# MATERIAL TO PROCESS
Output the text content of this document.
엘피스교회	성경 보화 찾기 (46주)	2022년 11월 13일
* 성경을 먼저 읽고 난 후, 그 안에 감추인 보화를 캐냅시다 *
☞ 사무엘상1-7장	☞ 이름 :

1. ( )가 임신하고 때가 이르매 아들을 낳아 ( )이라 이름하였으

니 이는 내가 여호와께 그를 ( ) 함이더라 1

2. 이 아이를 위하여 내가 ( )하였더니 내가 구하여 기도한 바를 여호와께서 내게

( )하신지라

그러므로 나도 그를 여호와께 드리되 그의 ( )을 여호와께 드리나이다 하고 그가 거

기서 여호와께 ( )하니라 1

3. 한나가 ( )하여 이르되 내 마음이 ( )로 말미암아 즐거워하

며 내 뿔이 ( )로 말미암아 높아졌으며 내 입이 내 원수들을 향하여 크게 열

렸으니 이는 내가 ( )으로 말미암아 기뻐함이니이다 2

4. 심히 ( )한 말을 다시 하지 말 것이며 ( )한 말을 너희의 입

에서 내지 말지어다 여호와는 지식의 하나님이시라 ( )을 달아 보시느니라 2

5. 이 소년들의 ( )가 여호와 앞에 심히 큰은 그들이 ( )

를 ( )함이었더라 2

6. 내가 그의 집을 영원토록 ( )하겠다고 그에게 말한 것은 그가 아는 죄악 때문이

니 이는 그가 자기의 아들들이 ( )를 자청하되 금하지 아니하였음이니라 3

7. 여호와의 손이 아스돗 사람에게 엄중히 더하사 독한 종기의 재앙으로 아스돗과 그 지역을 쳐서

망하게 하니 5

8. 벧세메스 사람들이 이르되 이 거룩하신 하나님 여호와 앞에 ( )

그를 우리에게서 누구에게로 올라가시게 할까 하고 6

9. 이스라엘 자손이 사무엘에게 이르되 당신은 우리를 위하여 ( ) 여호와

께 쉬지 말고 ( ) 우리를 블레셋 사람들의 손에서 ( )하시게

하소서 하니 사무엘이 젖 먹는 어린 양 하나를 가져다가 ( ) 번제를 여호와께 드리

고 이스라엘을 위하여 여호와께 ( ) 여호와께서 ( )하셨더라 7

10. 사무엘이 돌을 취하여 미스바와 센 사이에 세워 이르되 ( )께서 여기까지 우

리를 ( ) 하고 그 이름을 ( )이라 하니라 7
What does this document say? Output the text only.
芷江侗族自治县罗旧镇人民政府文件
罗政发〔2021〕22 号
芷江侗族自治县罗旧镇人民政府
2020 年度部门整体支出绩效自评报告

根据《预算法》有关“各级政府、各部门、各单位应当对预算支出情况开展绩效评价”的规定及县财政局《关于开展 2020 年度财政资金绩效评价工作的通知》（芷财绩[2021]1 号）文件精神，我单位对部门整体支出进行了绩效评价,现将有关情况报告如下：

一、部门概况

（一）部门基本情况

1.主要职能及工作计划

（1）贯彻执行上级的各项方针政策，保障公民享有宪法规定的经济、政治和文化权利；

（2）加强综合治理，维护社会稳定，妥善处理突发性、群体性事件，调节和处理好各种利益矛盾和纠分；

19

# TASK DETAILS
From the entries above, copy every line containing the word "사무엘이".

# WRITTEN RESPONSE
하소서 하니 사무엘이 젖 먹는 어린 양 하나를 가져다가 ( ) 번제를 여호와께 드리
10. 사무엘이 돌을 취하여 미스바와 센 사이에 세워 이르되 ( )께서 여기까지 우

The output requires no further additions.